» Figure record extracts
* begin *

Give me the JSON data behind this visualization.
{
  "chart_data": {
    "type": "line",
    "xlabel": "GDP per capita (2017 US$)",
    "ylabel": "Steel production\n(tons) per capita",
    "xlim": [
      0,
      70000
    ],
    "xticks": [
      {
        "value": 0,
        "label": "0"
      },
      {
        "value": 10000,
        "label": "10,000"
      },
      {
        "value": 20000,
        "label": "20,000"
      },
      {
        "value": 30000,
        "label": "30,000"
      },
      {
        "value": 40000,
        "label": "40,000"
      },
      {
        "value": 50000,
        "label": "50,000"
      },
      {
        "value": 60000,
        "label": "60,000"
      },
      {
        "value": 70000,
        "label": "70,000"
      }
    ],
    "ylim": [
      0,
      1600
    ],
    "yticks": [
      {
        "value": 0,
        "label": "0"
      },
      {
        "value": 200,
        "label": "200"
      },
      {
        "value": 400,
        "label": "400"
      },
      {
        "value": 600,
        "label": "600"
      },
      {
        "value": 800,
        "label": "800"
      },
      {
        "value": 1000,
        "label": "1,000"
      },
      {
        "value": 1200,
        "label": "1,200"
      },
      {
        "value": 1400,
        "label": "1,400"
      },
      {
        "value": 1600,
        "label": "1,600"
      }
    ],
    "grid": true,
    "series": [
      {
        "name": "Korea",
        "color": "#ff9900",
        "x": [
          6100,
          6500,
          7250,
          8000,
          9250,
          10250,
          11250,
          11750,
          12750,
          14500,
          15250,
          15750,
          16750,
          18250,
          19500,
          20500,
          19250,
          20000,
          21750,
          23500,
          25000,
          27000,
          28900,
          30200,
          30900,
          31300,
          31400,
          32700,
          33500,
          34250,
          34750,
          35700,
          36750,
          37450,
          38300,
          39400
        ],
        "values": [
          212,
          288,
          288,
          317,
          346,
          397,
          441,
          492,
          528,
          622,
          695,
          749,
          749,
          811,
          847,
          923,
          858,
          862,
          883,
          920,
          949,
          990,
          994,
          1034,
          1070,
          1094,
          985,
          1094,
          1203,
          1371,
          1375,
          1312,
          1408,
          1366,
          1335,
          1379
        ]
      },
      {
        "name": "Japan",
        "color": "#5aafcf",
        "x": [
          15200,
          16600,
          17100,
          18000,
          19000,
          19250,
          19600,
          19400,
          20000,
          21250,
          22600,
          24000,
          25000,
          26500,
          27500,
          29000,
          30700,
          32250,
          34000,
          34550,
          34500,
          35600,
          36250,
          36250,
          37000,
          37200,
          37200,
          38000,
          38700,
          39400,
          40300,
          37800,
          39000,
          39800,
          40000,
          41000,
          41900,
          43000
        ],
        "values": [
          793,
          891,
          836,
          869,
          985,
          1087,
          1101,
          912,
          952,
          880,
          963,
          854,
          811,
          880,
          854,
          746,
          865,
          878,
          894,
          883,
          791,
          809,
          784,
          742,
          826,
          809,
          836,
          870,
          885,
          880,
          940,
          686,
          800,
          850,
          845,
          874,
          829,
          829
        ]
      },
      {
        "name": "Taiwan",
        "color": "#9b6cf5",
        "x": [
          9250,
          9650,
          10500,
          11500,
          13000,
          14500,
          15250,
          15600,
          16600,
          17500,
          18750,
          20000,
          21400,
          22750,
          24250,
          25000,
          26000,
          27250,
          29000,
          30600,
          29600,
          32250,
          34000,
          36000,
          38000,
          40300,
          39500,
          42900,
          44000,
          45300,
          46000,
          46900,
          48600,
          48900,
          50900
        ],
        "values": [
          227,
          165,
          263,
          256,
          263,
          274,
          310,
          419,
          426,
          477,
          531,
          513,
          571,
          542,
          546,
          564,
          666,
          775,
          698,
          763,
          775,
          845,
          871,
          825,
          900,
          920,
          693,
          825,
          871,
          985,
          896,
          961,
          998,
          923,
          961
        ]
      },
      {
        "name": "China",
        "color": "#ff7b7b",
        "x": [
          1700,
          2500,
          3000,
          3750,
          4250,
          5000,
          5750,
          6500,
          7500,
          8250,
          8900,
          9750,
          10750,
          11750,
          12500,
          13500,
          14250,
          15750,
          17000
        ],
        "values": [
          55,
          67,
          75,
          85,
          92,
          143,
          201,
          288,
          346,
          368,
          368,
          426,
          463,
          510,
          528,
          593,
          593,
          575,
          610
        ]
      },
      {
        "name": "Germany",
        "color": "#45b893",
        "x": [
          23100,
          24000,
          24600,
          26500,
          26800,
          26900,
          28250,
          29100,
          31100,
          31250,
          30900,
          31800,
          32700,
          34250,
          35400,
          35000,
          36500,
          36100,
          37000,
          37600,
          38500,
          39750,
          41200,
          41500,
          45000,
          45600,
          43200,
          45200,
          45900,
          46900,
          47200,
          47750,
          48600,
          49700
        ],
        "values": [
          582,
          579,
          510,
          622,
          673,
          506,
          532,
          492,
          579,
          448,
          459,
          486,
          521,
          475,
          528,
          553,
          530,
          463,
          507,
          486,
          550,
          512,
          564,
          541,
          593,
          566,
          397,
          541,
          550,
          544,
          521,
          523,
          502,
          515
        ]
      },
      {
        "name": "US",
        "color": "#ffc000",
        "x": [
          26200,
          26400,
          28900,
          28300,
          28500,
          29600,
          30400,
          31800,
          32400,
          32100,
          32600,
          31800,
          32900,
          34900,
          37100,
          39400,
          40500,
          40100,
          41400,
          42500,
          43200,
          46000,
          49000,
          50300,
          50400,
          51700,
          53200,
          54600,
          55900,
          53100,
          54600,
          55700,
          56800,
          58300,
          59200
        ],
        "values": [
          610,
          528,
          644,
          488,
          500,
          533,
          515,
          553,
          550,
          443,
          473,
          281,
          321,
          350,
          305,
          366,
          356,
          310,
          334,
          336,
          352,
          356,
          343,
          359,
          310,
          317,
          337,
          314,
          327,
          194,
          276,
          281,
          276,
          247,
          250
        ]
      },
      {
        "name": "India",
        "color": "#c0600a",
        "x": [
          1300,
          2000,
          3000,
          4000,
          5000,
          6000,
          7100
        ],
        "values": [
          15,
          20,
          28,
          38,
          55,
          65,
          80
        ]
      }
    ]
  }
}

* end *

» Problem statement
All lines above containing the string "color" are to be collected.

» Exercise answer
        "color": "#ff9900",
        "color": "#5aafcf",
        "color": "#9b6cf5",
        "color": "#ff7b7b",
        "color": "#45b893",
        "color": "#ffc000",
        "color": "#c0600a",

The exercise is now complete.